Direction:
Write out each entry, exactly the way it appears.

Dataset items

<<<<

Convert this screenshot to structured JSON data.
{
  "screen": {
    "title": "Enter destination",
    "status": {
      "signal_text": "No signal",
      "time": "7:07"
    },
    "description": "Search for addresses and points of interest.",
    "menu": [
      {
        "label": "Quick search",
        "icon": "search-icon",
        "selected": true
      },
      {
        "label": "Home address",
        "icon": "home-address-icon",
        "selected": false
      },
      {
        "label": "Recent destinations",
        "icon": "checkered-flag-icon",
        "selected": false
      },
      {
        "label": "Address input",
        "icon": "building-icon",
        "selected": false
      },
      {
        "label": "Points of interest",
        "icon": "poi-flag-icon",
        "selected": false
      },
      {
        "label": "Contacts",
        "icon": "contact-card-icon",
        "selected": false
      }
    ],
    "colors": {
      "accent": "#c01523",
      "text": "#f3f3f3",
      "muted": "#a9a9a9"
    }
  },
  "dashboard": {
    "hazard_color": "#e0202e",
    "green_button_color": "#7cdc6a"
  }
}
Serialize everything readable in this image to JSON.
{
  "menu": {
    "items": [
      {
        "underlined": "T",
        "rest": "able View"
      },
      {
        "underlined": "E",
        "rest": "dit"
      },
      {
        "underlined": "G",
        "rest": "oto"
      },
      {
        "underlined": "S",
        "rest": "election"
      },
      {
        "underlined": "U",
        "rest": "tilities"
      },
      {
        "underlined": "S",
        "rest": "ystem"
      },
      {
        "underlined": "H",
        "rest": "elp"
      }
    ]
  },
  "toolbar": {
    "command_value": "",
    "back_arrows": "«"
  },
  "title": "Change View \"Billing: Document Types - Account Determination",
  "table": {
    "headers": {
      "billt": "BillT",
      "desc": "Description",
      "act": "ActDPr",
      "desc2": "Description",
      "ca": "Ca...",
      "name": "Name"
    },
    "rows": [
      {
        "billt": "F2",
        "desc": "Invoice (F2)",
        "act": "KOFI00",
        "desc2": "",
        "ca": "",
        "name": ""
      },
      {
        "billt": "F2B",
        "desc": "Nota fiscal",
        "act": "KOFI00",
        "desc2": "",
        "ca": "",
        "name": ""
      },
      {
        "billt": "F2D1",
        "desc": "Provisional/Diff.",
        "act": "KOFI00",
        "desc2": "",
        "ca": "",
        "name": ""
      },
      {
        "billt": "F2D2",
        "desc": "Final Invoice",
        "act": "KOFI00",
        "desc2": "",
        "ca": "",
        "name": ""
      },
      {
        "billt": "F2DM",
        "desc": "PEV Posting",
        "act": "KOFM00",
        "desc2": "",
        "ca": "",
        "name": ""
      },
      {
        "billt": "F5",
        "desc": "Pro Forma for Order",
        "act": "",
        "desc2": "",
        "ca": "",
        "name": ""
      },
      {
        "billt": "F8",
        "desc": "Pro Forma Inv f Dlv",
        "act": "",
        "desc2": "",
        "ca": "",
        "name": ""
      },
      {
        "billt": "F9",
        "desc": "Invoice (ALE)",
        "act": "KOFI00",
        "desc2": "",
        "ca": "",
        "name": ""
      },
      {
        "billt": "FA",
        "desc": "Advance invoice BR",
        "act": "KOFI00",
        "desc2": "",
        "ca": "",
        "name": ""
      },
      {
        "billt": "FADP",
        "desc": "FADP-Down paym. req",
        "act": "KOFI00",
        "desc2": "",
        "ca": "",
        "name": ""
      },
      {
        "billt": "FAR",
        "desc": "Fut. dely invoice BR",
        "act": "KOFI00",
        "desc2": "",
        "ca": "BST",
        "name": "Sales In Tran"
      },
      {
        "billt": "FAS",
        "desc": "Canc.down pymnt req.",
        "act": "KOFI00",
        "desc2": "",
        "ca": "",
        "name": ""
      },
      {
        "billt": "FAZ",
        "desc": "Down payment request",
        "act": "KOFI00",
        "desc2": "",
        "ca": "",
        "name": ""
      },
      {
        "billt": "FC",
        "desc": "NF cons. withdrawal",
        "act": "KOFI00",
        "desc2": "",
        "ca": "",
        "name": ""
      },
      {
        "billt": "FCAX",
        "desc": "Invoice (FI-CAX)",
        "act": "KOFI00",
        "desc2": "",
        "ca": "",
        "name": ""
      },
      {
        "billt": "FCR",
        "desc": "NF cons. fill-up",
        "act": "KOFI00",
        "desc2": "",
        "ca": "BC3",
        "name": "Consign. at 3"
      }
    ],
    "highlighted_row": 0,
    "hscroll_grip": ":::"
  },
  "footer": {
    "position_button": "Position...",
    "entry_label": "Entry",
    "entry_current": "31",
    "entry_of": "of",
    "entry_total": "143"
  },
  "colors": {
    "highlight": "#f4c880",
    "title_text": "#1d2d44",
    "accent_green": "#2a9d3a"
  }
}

>>>>

Solution below:
Convert this screenshot to structured JSON data.
{
  "screen": {
    "title": "Enter destination",
    "status": {
      "signal_text": "No signal",
      "time": "7:07"
    },
    "description": "Search for addresses and points of interest.",
    "menu": [
      {
        "label": "Quick search",
        "icon": "search-icon",
        "selected": true
      },
      {
        "label": "Home address",
        "icon": "home-address-icon",
        "selected": false
      },
      {
        "label": "Recent destinations",
        "icon": "checkered-flag-icon",
        "selected": false
      },
      {
        "label": "Address input",
        "icon": "building-icon",
        "selected": false
      },
      {
        "label": "Points of interest",
        "icon": "poi-flag-icon",
        "selected": false
      },
      {
        "label": "Contacts",
        "icon": "contact-card-icon",
        "selected": false
      }
    ],
    "colors": {
      "accent": "#c01523",
      "text": "#f3f3f3",
      "muted": "#a9a9a9"
    }
  },
  "dashboard": {
    "hazard_color": "#e0202e",
    "green_button_color": "#7cdc6a"
  }
}
Serialize everything readable in this image to JSON.
{
  "menu": {
    "items": [
      {
        "underlined": "T",
        "rest": "able View"
      },
      {
        "underlined": "E",
        "rest": "dit"
      },
      {
        "underlined": "G",
        "rest": "oto"
      },
      {
        "underlined": "S",
        "rest": "election"
      },
      {
        "underlined": "U",
        "rest": "tilities"
      },
      {
        "underlined": "S",
        "rest": "ystem"
      },
      {
        "underlined": "H",
        "rest": "elp"
      }
    ]
  },
  "toolbar": {
    "command_value": "",
    "back_arrows": "«"
  },
  "title": "Change View \"Billing: Document Types - Account Determination",
  "table": {
    "headers": {
      "billt": "BillT",
      "desc": "Description",
      "act": "ActDPr",
      "desc2": "Description",
      "ca": "Ca...",
      "name": "Name"
    },
    "rows": [
      {
        "billt": "F2",
        "desc": "Invoice (F2)",
        "act": "KOFI00",
        "desc2": "",
        "ca": "",
        "name": ""
      },
      {
        "billt": "F2B",
        "desc": "Nota fiscal",
        "act": "KOFI00",
        "desc2": "",
        "ca": "",
        "name": ""
      },
      {
        "billt": "F2D1",
        "desc": "Provisional/Diff.",
        "act": "KOFI00",
        "desc2": "",
        "ca": "",
        "name": ""
      },
      {
        "billt": "F2D2",
        "desc": "Final Invoice",
        "act": "KOFI00",
        "desc2": "",
        "ca": "",
        "name": ""
      },
      {
        "billt": "F2DM",
        "desc": "PEV Posting",
        "act": "KOFM00",
        "desc2": "",
        "ca": "",
        "name": ""
      },
      {
        "billt": "F5",
        "desc": "Pro Forma for Order",
        "act": "",
        "desc2": "",
        "ca": "",
        "name": ""
      },
      {
        "billt": "F8",
        "desc": "Pro Forma Inv f Dlv",
        "act": "",
        "desc2": "",
        "ca": "",
        "name": ""
      },
      {
        "billt": "F9",
        "desc": "Invoice (ALE)",
        "act": "KOFI00",
        "desc2": "",
        "ca": "",
        "name": ""
      },
      {
        "billt": "FA",
        "desc": "Advance invoice BR",
        "act": "KOFI00",
        "desc2": "",
        "ca": "",
        "name": ""
      },
      {
        "billt": "FADP",
        "desc": "FADP-Down paym. req",
        "act": "KOFI00",
        "desc2": "",
        "ca": "",
        "name": ""
      },
      {
        "billt": "FAR",
        "desc": "Fut. dely invoice BR",
        "act": "KOFI00",
        "desc2": "",
        "ca": "BST",
        "name": "Sales In Tran"
      },
      {
        "billt": "FAS",
        "desc": "Canc.down pymnt req.",
        "act": "KOFI00",
        "desc2": "",
        "ca": "",
        "name": ""
      },
      {
        "billt": "FAZ",
        "desc": "Down payment request",
        "act": "KOFI00",
        "desc2": "",
        "ca": "",
        "name": ""
      },
      {
        "billt": "FC",
        "desc": "NF cons. withdrawal",
        "act": "KOFI00",
        "desc2": "",
        "ca": "",
        "name": ""
      },
      {
        "billt": "FCAX",
        "desc": "Invoice (FI-CAX)",
        "act": "KOFI00",
        "desc2": "",
        "ca": "",
        "name": ""
      },
      {
        "billt": "FCR",
        "desc": "NF cons. fill-up",
        "act": "KOFI00",
        "desc2": "",
        "ca": "BC3",
        "name": "Consign. at 3"
      }
    ],
    "highlighted_row": 0,
    "hscroll_grip": ":::"
  },
  "footer": {
    "position_button": "Position...",
    "entry_label": "Entry",
    "entry_current": "31",
    "entry_of": "of",
    "entry_total": "143"
  },
  "colors": {
    "highlight": "#f4c880",
    "title_text": "#1d2d44",
    "accent_green": "#2a9d3a"
  }
}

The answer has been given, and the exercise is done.